• EXERCISE PASSAGE:
Twelve sounds better than 2.3 million

In the discussion about the twelve NSW local government “areas of concern” that are under tighter restrictions, I’ve noticed that the number of people affected is never mentioned. So I looked it up and there are more than 2.3 million people living in the twelve LGAs (table below).

About 1 in 10 people in Australia live in a NSW Local Government Areas of Concern, which means they’re under curfew and need permits to leave their LGAs

Local Government2019 population estimate
Bayside 170,089
Blacktown 357,479
Burwood 39,310
Campbelltown 164,508
Canterbury-Bankstown 368,045
Cumberland 231,443
Fairfield 208,468
Georges River 156,293
Liverpool 217,586
Parramatta 243,276
Strathfield 43,803
Penrith suburbs of Caddens, Claremont Meadows, Colyton, Erskine Park, Kemps Creek, Kingswood, Mount Vernon, North St Marys, Orchard Hills, Oxley Park, St Clair, St Marys~100,000
TOTAL 2,300,300

Chasing vaccine records

I was quoted in yesterday’s Herald in a piece about people whose COVID vaccination records have gone missing. I’ve been whingeing about this to anyone who’ll listen for the past few months. For a while, it seemed like the easiest thing would be to get another vacination. It’s good to hear that I’m not alone.

The issue seems to have been that the Immunisation Register doesn’t like hyphens or apostrophes in people’s names (seriously). Even if this only affects one percent of people, that’s 60,000 in NSW alone.

Anyway, the story was tweeted by Bill Shorten, which is a pretty good sign I’ve made a mistake by complaining about it.

I’ve made a terrible mistake.

When an evidence-based approach entrenches inequalities

The curfew and further COVID control measures that were announced today have had me thinking about how a narrow approach to what constitutes evidence can exacerbate health inequalities.

As Prof Catherine Bennett points out, reducing the reproduction rate of the Delta variant to 1.2-1.3 has itself been a major achievement.

However, because COVID spreads based on inequalities – insecure work, where people live, housing conditions, inability to isolate – a targeted approach based on epidemiological data alone can lead to interventions that reinforce inequities. Interventions like curfews, limiting people to one hour outside the home, and increased policing are unlikely to have an influence on COVID transmission. If anything, they’re only likely to lead to increased criminal justice engagement and charges. They’re also not based on public health evidence.

(Records from a collection)
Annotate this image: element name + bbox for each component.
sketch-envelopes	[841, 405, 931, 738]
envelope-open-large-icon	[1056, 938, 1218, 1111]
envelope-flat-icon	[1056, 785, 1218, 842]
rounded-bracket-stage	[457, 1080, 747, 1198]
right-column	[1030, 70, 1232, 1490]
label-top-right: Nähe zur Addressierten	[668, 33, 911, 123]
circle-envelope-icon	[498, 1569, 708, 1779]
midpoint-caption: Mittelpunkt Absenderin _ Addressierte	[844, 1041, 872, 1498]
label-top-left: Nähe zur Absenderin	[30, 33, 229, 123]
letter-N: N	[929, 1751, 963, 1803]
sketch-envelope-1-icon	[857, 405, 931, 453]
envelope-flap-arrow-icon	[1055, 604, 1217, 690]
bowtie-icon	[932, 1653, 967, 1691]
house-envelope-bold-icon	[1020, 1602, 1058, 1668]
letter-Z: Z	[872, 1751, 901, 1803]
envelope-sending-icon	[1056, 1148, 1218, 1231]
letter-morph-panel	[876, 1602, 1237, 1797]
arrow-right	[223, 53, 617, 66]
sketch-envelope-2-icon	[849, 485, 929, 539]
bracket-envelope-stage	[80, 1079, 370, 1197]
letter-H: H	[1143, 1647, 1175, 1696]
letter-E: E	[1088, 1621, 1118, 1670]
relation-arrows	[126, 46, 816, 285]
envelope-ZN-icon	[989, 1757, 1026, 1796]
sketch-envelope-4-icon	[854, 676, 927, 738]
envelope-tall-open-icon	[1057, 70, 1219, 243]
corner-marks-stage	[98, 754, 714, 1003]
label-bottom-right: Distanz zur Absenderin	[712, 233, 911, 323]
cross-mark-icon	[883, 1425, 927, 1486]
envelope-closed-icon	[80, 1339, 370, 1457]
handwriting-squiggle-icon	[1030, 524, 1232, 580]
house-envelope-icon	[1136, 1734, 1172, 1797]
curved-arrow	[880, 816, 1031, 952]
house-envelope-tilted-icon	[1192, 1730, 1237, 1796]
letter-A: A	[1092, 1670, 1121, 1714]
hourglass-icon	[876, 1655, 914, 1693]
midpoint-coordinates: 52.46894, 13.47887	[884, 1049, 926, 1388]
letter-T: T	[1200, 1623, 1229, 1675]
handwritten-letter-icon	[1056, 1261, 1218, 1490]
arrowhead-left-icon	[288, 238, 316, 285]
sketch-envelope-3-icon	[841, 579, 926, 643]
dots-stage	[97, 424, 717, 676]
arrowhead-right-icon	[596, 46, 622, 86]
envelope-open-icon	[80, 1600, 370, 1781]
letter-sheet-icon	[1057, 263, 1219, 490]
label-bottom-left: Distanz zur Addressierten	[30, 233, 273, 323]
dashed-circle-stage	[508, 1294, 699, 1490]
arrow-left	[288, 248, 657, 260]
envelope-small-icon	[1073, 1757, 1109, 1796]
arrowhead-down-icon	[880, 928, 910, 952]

• ACTIONS TO TAKE:
- A) Copy the blog posts' text between "Twelve sounds better" and "LGAs (table below).", inclusive.
- B) Summarize the blog posts in three sentences.

• TASK RESULTS:
- A)
Twelve sounds better than 2.3 million

In the discussion about the twelve NSW local government “areas of concern” that are under tighter restrictions, I’ve noticed that the number of people affected is never mentioned. So I looked it up and there are more than 2.3 million people living in the twelve LGAs (table below).

- B) More than 2.3 million people live in the twelve NSW local government areas of concern under tighter restrictions, about 1 in 10 people in Australia, though the writer notes this number is never mentioned. The writer was quoted in the Herald about missing COVID vaccination records, a problem that seems to stem from the Immunisation Register not accepting hyphens or apostrophes in names. The writer also argues that an approach based on epidemiological data alone can reinforce inequities, and that curfews, one-hour limits outside the home and increased policing are unlikely to affect COVID transmission and are not based on public health evidence.